(SOURCE):
►
William R. Walsh said:
Hi!


Fragile? Easily?

With all due respect, have you tried this?

I got a bunch of America Online CDs a long time ago. It's a long story, but
it involved a display being taken down. Despite the fact that the software
was unchanged (same version), the CDs were "useless" and would be thrown out
with the rest of the display. I asked the woman tearing down the stand if I
could have them...as I was thinking thoughts of "what wastefulness", "maybe
I could do something with these" or "anything would be better than throwing
most of them away".

Once I ran out of ideas (hanging them in trees to annoy birds, using them to
reinstall AOL software on AOL-users computers after they'd messed something
up--why they make it so hard to download a simple one-shot installer is
beyond me, using them in art projects, etc)...there was really only one
thing left to do, and that was to find out what kind of abusive handling it
would take to break them--both in and out of their paper sleeves.

I used a few implements of destruction--an office chair, a table, a PS/2
model 85 (!!!), one file cabinet drawer and a vehicle. Of all of these
things, only the file cabinet drawer could break a disc into pieces on the
first try, and that was only by "cheating" and holding the disc in the path
of the moving drawer. One *slam* and it was all over for that disc. It
didn't matter if the disc was in its sleeve or not. I could run over the
disc almost to my heart's content with the chair, slap it against the PS/2's
heavy steel case as hard as I could manage to do so or run it over
repeatedly with the vehicle. If the disc was in its sleeve...it would
survive. If the disc was out...it got scratched but was at least partially
readable.
◄
(EXCERPTED DATA):
►
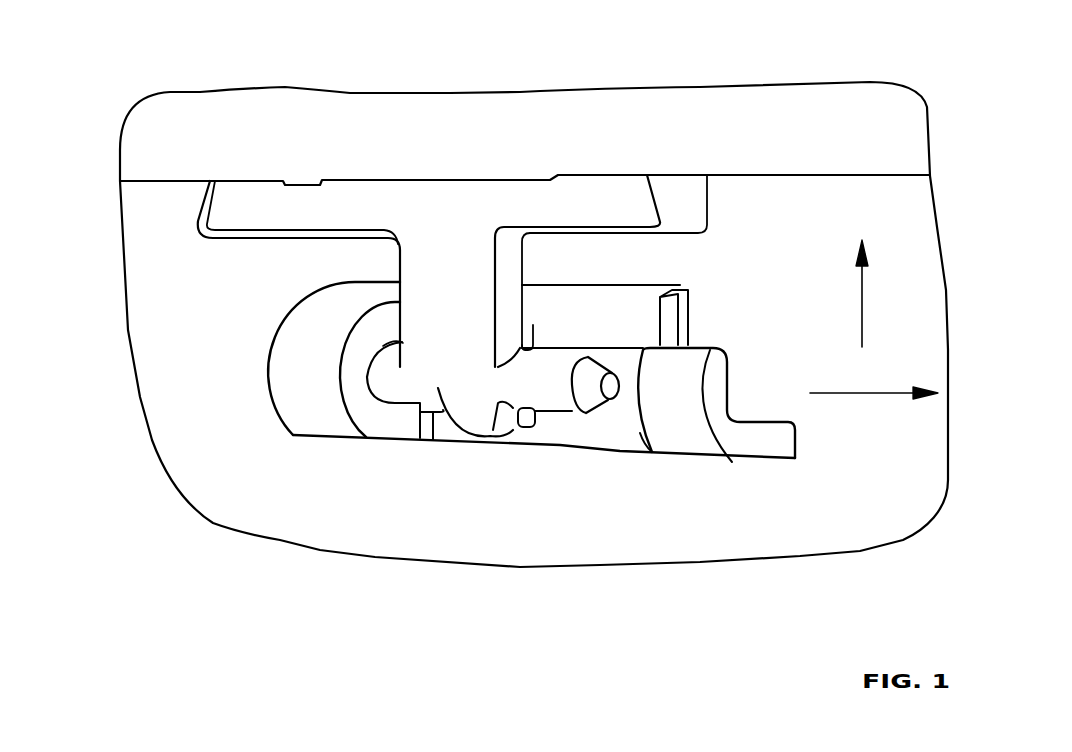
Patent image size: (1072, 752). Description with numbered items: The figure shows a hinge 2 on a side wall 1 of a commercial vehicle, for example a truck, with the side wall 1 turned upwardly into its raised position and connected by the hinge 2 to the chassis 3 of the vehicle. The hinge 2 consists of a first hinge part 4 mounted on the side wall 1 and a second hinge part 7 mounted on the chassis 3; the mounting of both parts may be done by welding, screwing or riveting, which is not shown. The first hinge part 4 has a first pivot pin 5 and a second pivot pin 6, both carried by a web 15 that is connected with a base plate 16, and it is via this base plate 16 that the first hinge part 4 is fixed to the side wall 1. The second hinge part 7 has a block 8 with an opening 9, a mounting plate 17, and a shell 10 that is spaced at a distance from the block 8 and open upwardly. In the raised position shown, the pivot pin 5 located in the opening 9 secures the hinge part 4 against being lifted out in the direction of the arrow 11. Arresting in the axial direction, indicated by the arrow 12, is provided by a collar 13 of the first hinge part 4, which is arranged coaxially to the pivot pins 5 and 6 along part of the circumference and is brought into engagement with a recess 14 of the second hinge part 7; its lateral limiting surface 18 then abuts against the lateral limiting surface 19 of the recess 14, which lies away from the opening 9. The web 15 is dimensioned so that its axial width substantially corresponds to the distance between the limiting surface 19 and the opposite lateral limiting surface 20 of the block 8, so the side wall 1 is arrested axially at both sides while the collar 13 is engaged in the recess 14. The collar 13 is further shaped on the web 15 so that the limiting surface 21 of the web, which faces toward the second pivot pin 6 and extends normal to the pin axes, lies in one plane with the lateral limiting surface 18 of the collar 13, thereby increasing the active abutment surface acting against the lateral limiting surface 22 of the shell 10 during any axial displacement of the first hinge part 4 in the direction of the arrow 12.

The side wall 1 is at (908, 115).
The hinge 2 is at (267, 294).
The chassis 3 is at (928, 240).
The first hinge part 4 is at (604, 173).
The first pivot pin 5 is at (388, 386).
The second pivot pin 6 is at (550, 395).
The second hinge part 7 is at (630, 453).
The block 8 is at (293, 348).
The opening 9 is at (378, 362).
The shell 10 is at (757, 443).
The arrow 11 is at (863, 305).
The arrow 12 is at (853, 395).
The collar 13 is at (495, 440).
The recess 14 is at (433, 412).
The web 15 is at (447, 268).
The base plate 16 is at (353, 197).
The mounting plate 17 is at (650, 330).
The lateral limiting surface 18 is at (523, 447).
The lateral limiting surface 19 is at (535, 337).
The lateral limiting surface 20 is at (385, 425).
The limiting surface 21 is at (513, 266).
The lateral limiting surface 22 is at (645, 462).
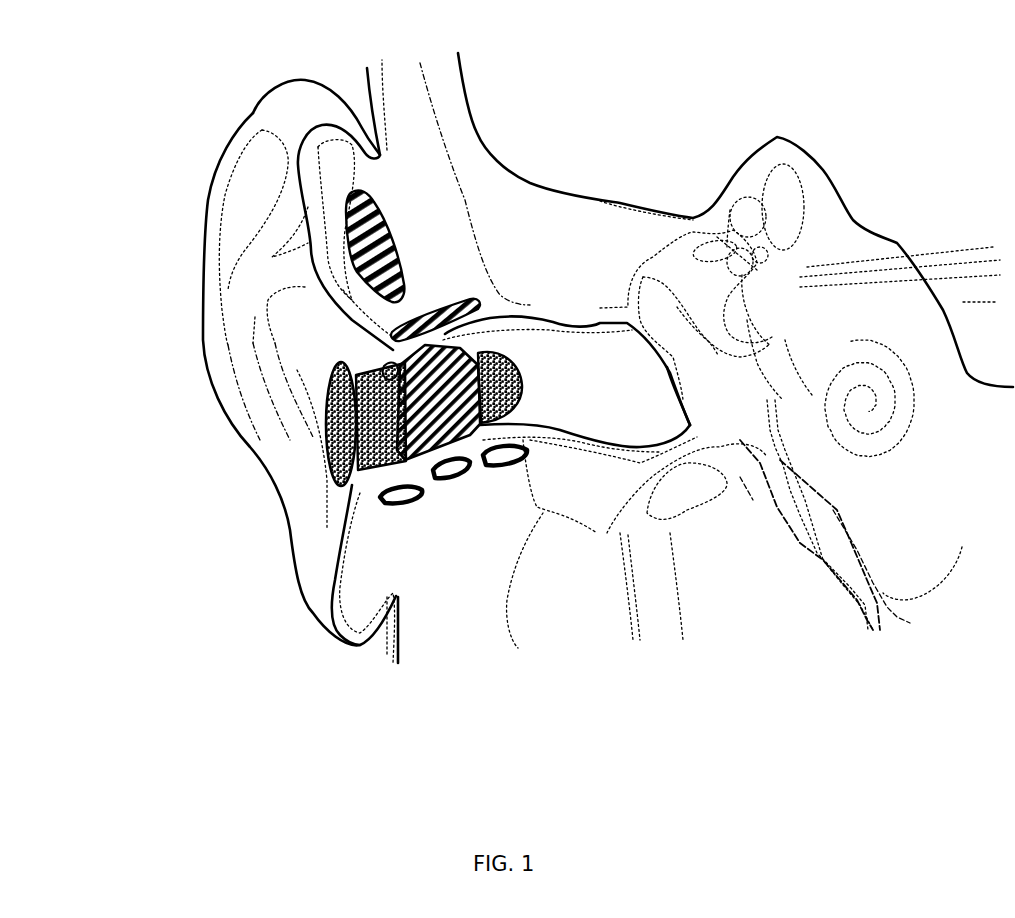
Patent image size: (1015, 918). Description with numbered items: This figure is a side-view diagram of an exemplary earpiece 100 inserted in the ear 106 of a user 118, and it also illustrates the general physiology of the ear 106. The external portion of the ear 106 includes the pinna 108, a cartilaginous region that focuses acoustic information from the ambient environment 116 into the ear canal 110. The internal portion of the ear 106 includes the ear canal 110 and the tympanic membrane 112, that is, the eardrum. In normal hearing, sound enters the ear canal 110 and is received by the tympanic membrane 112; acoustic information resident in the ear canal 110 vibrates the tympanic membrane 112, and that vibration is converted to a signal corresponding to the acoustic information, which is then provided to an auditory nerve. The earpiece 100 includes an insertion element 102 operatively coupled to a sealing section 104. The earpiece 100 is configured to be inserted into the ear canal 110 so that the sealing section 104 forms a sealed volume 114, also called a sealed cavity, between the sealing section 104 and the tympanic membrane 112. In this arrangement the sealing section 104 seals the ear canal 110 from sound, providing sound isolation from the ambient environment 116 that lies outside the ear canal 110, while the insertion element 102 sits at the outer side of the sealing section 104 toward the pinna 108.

The earpiece 100 is at (294, 311).
The insertion element 102 is at (336, 376).
The sealing section 104 is at (388, 376).
The ear 106 is at (641, 172).
The pinna 108 is at (253, 113).
The ear canal 110 is at (558, 328).
The tympanic membrane 112 is at (667, 367).
The sealed volume 114 is at (604, 380).
The ambient environment 116 is at (63, 465).
The user 118 is at (740, 25).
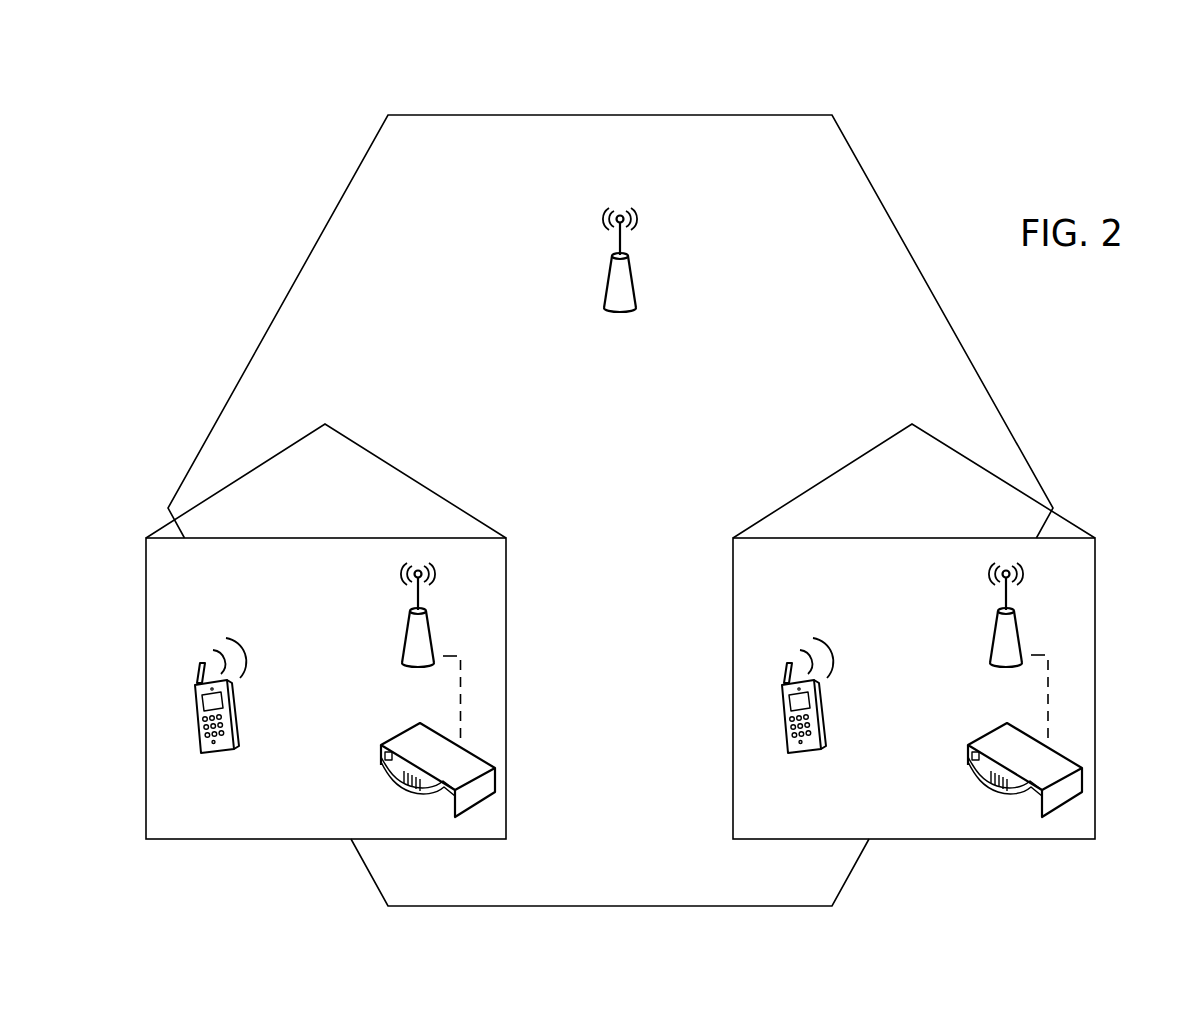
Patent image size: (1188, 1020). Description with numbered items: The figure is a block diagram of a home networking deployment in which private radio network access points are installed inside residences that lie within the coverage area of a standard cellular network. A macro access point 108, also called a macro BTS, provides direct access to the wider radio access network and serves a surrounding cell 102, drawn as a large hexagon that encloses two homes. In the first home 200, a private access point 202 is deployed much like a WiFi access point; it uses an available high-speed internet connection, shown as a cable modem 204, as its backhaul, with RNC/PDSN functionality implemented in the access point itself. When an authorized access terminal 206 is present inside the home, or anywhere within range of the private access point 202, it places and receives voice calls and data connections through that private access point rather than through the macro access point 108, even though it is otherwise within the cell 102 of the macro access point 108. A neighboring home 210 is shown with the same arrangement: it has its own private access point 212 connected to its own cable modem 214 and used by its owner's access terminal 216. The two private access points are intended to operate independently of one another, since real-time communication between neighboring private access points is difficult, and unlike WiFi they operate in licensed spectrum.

The cell 102 is at (333, 184).
The macro access point 108 is at (601, 307).
The home 200 is at (268, 840).
The private access point 202 is at (403, 663).
The cable modem 204 is at (435, 777).
The access terminal 206 is at (196, 742).
The neighboring home 210 is at (838, 840).
The private access point 212 is at (991, 663).
The cable modem 214 is at (1022, 775).
The access terminal 216 is at (783, 742).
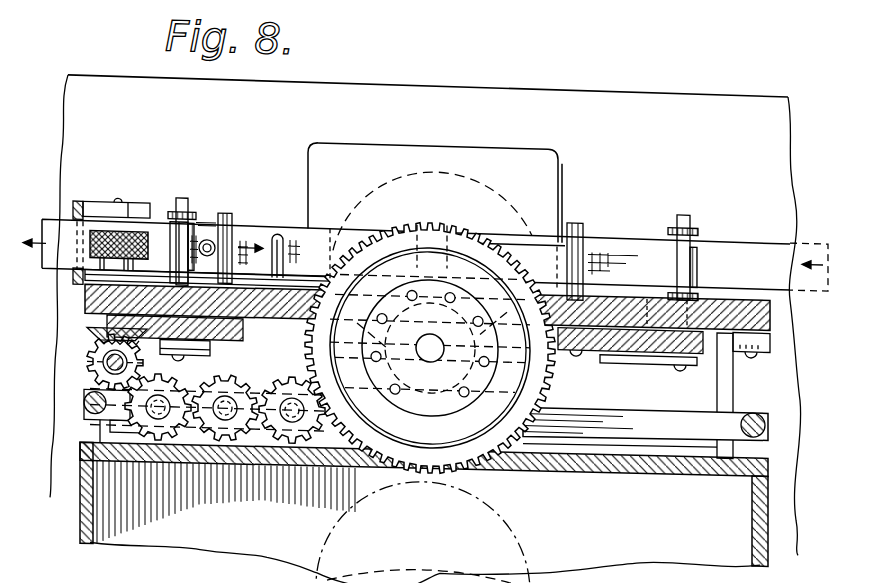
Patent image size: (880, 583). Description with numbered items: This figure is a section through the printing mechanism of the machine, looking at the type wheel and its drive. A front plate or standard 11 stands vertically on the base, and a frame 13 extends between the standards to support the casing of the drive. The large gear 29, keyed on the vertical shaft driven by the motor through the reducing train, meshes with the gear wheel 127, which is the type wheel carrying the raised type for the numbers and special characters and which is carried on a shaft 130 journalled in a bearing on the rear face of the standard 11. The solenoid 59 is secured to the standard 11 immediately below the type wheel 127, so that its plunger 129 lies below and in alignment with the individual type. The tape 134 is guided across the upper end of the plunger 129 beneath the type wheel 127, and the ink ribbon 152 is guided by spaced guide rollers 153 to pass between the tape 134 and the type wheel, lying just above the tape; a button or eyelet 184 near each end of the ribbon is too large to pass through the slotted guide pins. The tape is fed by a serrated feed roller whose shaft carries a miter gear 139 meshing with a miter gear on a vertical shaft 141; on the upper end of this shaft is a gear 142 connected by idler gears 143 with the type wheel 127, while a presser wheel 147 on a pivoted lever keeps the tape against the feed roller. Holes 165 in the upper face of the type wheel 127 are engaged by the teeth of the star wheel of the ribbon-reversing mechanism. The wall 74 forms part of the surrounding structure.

The front plate 11 is at (772, 303).
The frame 13 is at (733, 386).
The large gear 29 is at (508, 525).
The solenoid 59 is at (518, 190).
The frame wall 74 is at (768, 516).
The gear wheel 127 is at (355, 437).
The solenoid plunger 129 is at (452, 222).
The shaft 130 is at (431, 362).
The tape 134 is at (748, 242).
The miter gear 139 is at (92, 347).
The vertical shaft 141 is at (105, 369).
The gear 142 is at (90, 391).
The idler gears 143 is at (286, 393).
The presser wheel 147 is at (130, 243).
The ink ribbon 152 is at (618, 247).
The guide rollers 153 is at (193, 219).
The holes 165 is at (468, 390).
The button or eyelet 184 is at (208, 245).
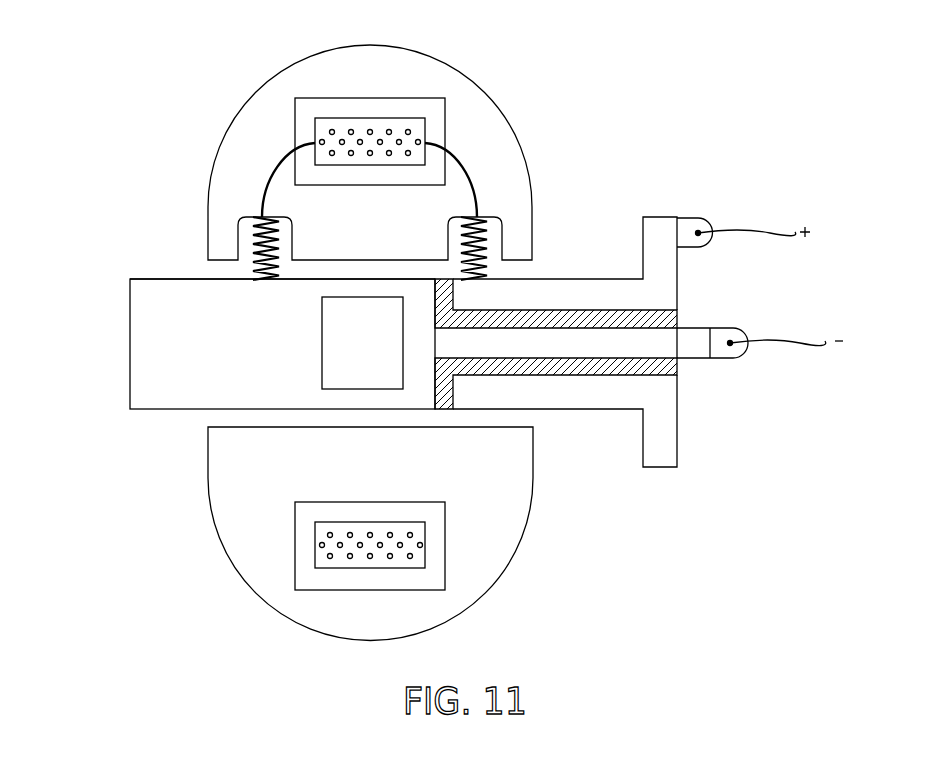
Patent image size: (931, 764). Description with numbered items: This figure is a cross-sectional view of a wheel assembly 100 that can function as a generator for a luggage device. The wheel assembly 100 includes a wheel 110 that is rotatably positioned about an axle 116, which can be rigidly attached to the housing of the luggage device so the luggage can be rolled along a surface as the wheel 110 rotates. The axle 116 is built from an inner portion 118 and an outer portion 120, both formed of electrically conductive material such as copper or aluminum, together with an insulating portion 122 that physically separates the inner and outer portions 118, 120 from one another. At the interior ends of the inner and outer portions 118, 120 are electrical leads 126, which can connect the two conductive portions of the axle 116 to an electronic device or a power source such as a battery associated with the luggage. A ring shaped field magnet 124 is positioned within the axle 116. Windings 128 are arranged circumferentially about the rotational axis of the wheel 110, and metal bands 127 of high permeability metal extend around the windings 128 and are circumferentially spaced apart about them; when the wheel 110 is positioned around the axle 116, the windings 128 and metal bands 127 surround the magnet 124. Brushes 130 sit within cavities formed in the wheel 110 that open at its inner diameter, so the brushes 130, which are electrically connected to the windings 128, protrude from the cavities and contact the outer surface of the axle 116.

The wheel assembly 100 is at (172, 56).
The wheel 110 is at (468, 83).
The axle 116 is at (152, 278).
The inner portion 118 is at (665, 298).
The outer portion 120 is at (142, 352).
The insulating portion 122 is at (615, 317).
The field magnet 124 is at (335, 352).
The electrical leads 126 is at (748, 237).
The metal bands 127 is at (377, 103).
The windings 128 is at (362, 153).
The brushes 130 is at (262, 215).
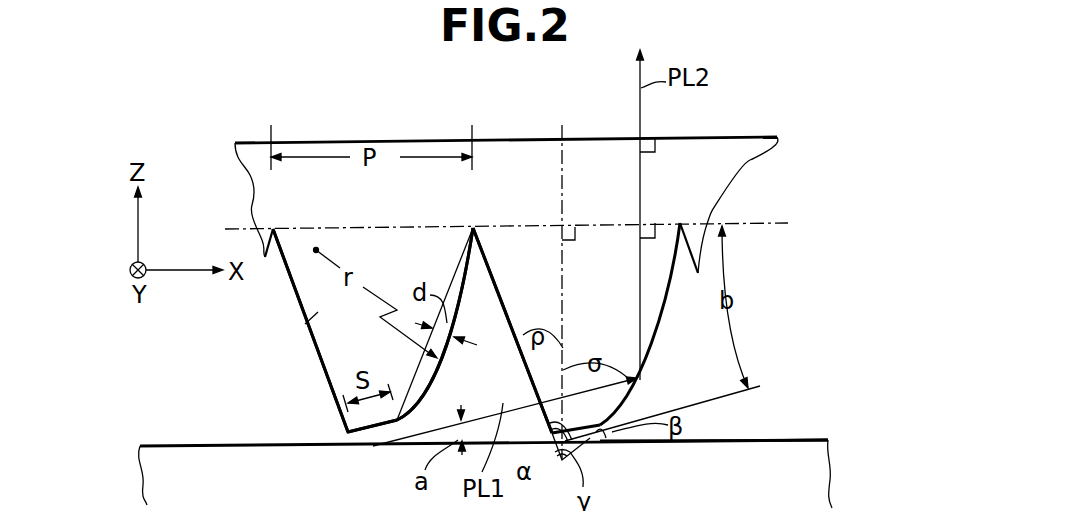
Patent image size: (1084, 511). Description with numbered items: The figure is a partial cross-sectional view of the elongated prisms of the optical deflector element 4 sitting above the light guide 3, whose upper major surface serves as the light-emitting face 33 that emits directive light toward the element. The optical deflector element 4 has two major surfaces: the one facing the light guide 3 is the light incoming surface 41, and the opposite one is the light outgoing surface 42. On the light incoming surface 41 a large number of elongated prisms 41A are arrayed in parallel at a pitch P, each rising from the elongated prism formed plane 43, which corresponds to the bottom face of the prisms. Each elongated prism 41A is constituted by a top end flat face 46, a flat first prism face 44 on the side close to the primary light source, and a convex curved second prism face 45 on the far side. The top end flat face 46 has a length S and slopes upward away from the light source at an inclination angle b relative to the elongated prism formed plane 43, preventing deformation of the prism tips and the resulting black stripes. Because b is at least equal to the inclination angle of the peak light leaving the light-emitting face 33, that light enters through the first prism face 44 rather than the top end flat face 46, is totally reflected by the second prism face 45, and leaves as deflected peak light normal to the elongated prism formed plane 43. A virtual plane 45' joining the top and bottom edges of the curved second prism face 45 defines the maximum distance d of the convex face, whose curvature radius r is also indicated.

The light guide 3 is at (165, 430).
The light-emitting face 33 is at (813, 440).
The optical deflector element 4 is at (735, 123).
The light outgoing surface 42 is at (345, 143).
The elongated prism formed plane 43 is at (765, 218).
The light incoming surface 41 is at (308, 375).
The elongated prism 41A is at (312, 317).
The first prism face 44 is at (276, 258).
The second prism face 45 is at (557, 324).
The virtual plane 45' is at (435, 305).
The top end flat face 46 is at (365, 437).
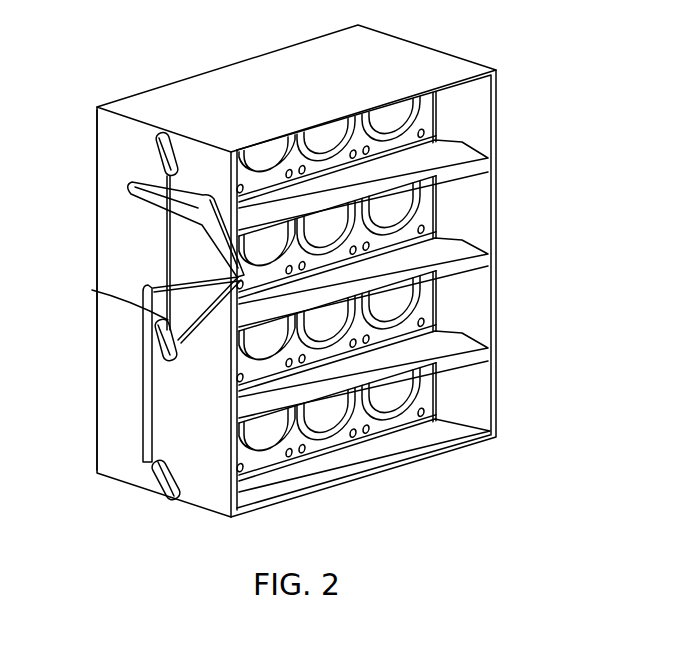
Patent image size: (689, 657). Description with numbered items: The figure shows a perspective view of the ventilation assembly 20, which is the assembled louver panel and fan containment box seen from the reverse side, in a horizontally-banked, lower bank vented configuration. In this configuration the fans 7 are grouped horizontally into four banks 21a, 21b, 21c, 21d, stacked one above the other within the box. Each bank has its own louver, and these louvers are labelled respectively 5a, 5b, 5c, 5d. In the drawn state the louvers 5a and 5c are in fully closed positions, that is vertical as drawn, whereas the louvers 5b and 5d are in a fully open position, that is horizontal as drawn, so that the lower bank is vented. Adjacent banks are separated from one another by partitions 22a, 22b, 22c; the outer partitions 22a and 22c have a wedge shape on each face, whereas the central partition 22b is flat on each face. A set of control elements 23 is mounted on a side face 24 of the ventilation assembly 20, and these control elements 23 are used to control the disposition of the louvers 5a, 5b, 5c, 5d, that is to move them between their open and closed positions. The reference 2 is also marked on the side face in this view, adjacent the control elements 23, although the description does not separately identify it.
◄
(SET OF TASKS):
[1] Using the post about the AOL CDs, answer:
(a) Whom did the writer ask for the CDs?
(b) Which implement broke a disc into pieces on the first try?
(c) What happened to a disc that was out of its sleeve?
[2] From the records, reproduce the lines starting at the one containing "Patent image size: (880, 583)." and ending at the one containing "The shaft 130 is at (431, 362).", both included.

(WRITTEN RESPONSES):
[1]
(a) The woman tearing down the stand.
(b) The file cabinet drawer.
(c) It got scratched but was at least partially readable.

[2]
Patent image size: (880, 583). Description with numbered items: This figure is a section through the printing mechanism of the machine, looking at the type wheel and its drive. A front plate or standard 11 stands vertically on the base, and a frame 13 extends between the standards to support the casing of the drive. The large gear 29, keyed on the vertical shaft driven by the motor through the reducing train, meshes with the gear wheel 127, which is the type wheel carrying the raised type for the numbers and special characters and which is carried on a shaft 130 journalled in a bearing on the rear face of the standard 11. The solenoid 59 is secured to the standard 11 immediately below the type wheel 127, so that its plunger 129 lies below and in alignment with the individual type. The tape 134 is guided across the upper end of the plunger 129 beneath the type wheel 127, and the ink ribbon 152 is guided by spaced guide rollers 153 to pass between the tape 134 and the type wheel, lying just above the tape; a button or eyelet 184 near each end of the ribbon is too large to pass through the slotted guide pins. The tape is fed by a serrated feed roller whose shaft carries a miter gear 139 meshing with a miter gear on a vertical shaft 141; on the upper end of this shaft is a gear 142 connected by idler gears 143 with the type wheel 127, while a presser wheel 147 on a pivoted lever keeps the tape against the feed roller. Holes 165 in the upper face of the type wheel 127 are engaged by the teeth of the star wheel of the ribbon-reversing mechanism. The wall 74 forms part of the surrounding structure.

The front plate 11 is at (772, 303).
The frame 13 is at (733, 386).
The large gear 29 is at (508, 525).
The solenoid 59 is at (518, 190).
The frame wall 74 is at (768, 516).
The gear wheel 127 is at (355, 437).
The solenoid plunger 129 is at (452, 222).
The shaft 130 is at (431, 362).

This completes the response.